╭─ Dataset records

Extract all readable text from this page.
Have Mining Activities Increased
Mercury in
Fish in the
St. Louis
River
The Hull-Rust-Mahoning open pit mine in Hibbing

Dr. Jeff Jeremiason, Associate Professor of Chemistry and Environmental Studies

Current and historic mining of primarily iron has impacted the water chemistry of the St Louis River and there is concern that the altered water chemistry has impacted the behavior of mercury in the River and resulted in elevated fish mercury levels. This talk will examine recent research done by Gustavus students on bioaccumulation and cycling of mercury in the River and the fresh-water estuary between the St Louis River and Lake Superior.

╰─
╭─ Dataset records

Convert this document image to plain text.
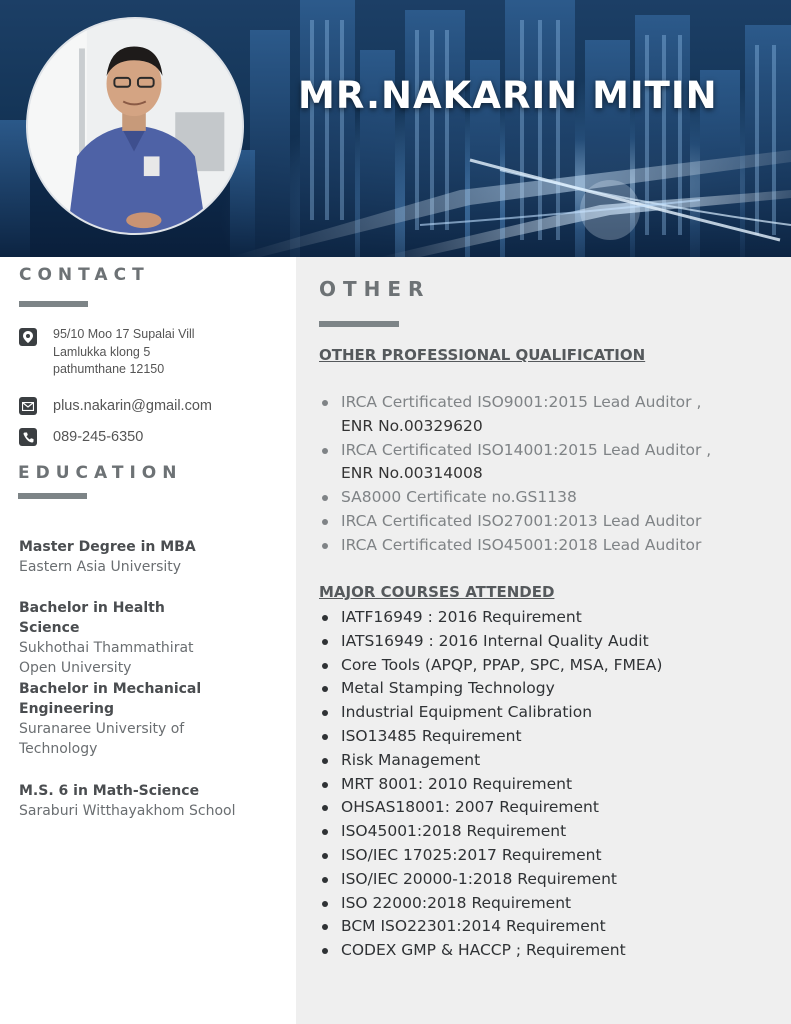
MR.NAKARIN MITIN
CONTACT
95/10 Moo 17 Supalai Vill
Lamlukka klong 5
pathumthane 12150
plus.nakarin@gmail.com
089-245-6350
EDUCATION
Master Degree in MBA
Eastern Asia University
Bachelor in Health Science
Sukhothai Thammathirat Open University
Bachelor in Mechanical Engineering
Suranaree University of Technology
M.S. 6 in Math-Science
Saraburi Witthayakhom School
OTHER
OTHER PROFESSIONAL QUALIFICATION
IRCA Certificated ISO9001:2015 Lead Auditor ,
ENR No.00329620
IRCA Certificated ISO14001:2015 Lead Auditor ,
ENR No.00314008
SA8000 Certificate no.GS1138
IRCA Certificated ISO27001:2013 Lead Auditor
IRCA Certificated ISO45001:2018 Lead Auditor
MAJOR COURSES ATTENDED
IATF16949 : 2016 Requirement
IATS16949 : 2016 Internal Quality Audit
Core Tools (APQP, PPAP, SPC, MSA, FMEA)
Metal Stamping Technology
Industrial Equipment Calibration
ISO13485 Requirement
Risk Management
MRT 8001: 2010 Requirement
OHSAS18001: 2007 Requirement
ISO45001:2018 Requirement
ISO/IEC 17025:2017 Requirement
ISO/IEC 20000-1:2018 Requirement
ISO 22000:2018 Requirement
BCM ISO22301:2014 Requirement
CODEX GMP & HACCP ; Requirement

╰─

Say how many lines of the data include the string "Certificated". Nothing other than the number should be given.

= Correct result =
4